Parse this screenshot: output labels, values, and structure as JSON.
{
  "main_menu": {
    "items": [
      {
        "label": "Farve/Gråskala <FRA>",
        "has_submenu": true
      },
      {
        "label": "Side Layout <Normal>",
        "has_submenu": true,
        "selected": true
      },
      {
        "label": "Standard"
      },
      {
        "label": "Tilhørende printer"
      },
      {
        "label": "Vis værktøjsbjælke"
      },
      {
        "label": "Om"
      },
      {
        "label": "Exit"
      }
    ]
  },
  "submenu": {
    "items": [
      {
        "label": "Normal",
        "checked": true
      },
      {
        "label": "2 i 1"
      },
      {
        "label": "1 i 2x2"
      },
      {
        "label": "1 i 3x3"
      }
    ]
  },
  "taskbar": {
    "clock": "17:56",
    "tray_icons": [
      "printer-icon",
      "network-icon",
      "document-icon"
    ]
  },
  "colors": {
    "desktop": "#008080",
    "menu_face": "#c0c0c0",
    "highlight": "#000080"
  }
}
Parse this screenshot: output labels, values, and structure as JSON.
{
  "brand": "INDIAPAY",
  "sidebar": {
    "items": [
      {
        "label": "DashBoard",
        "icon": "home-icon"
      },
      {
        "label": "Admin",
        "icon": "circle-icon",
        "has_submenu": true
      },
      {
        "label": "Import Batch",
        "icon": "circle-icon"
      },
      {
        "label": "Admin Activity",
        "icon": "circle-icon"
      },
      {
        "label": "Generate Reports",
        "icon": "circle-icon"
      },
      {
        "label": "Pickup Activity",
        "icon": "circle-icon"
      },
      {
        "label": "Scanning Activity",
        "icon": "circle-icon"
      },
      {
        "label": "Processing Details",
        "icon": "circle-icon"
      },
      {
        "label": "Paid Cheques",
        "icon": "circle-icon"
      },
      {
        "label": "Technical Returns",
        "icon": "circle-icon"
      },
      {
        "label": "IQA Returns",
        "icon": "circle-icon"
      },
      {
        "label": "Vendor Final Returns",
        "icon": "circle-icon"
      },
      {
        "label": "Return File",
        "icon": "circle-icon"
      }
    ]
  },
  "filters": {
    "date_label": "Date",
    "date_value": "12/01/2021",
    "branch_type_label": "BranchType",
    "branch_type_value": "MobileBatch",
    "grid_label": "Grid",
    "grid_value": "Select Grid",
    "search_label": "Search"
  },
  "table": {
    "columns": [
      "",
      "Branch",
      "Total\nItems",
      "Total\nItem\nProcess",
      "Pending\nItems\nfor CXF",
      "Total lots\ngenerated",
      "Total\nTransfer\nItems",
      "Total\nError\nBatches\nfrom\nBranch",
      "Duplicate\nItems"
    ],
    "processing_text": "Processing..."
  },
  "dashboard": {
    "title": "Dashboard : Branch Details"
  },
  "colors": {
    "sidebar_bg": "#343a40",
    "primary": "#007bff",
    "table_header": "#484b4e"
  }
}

-----

**Aim of the exercise**
Copy every line in the records above that contains the word "Details".

**Solution for this task**
        "label": "Processing Details",
    "title": "Dashboard : Branch Details"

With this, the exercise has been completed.